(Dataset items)
--

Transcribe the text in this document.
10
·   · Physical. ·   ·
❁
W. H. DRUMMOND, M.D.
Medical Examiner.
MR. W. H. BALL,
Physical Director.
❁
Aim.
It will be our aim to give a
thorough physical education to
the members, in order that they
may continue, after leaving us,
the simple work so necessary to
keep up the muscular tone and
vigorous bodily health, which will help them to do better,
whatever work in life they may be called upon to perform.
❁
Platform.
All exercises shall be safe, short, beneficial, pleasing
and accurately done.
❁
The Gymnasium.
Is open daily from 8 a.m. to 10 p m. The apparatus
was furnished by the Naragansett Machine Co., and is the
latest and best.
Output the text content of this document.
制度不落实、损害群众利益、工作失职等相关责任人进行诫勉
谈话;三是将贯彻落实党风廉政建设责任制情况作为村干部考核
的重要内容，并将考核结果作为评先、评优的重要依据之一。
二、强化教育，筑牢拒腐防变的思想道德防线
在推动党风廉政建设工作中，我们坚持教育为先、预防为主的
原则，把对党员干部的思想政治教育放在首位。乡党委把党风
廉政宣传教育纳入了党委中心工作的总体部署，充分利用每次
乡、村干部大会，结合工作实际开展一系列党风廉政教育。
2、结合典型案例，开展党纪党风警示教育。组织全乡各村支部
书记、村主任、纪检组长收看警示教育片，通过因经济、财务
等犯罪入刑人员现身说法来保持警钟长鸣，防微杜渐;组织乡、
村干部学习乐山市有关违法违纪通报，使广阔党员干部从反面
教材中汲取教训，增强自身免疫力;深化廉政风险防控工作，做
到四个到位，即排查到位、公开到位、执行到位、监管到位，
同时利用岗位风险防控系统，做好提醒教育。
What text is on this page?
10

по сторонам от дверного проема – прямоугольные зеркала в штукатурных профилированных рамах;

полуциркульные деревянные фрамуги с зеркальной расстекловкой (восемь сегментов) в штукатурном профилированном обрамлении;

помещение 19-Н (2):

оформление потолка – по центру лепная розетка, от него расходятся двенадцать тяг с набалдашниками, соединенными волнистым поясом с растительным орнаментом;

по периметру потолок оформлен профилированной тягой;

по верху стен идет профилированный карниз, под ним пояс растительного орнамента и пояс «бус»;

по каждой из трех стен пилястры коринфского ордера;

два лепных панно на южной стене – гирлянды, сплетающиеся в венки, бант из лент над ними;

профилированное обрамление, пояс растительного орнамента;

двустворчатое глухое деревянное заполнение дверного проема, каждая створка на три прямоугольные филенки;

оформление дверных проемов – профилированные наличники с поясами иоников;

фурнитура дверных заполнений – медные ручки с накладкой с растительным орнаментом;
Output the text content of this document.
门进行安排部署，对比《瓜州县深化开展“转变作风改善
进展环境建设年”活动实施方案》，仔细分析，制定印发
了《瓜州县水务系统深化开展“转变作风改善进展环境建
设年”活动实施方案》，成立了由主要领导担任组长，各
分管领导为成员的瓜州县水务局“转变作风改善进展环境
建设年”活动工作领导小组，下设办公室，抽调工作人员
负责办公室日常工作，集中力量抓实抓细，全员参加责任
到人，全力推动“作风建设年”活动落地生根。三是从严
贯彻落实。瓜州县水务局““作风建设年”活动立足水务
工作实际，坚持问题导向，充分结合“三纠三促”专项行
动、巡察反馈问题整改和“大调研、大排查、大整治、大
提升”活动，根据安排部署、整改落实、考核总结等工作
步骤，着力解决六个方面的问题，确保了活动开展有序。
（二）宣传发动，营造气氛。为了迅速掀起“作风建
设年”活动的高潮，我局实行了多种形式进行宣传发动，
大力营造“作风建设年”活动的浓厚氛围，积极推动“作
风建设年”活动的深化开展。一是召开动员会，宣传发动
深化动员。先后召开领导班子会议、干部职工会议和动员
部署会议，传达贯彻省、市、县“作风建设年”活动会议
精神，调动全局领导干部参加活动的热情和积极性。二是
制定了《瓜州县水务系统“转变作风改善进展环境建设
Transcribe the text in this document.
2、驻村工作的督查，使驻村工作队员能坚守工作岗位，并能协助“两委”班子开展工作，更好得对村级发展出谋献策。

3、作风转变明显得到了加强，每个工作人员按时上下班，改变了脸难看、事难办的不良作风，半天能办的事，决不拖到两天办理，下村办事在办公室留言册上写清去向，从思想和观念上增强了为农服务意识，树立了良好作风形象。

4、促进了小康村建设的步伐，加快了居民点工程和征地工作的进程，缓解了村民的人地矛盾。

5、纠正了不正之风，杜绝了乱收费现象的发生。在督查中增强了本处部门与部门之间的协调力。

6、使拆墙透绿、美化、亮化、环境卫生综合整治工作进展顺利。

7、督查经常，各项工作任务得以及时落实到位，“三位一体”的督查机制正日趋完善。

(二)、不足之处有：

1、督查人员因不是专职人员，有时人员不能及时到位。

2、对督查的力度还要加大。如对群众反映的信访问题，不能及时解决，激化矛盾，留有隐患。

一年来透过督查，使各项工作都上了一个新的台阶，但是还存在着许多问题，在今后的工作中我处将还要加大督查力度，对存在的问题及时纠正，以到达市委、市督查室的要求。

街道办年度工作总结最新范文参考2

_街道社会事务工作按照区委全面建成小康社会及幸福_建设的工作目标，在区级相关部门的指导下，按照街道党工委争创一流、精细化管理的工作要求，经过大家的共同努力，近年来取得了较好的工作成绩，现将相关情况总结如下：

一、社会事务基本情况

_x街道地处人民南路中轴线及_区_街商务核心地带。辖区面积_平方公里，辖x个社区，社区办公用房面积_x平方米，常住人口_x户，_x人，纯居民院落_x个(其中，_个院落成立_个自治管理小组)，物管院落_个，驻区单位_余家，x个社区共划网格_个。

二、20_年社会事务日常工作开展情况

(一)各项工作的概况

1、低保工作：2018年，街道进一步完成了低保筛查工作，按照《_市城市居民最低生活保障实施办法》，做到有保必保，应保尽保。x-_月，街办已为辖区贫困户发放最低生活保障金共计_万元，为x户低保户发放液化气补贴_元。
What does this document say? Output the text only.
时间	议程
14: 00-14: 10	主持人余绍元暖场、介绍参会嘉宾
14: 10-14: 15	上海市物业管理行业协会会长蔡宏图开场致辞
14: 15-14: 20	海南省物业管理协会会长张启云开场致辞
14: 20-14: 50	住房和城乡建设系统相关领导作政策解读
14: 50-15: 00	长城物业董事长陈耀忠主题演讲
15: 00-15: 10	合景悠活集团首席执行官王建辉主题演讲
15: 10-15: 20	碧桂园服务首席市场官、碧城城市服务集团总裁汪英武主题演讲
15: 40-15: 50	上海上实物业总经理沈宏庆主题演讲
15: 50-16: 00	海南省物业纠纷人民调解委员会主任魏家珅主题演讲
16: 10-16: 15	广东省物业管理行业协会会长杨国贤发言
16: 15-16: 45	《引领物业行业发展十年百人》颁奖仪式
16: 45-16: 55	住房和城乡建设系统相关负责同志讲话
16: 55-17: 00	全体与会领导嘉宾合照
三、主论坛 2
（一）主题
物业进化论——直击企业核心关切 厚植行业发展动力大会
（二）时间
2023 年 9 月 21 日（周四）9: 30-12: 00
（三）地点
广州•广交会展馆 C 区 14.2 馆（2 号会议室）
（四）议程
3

--

PROBLEM: State, as a bare number, how many lines of the listing hold the word "растительного".

SOLUTION: 2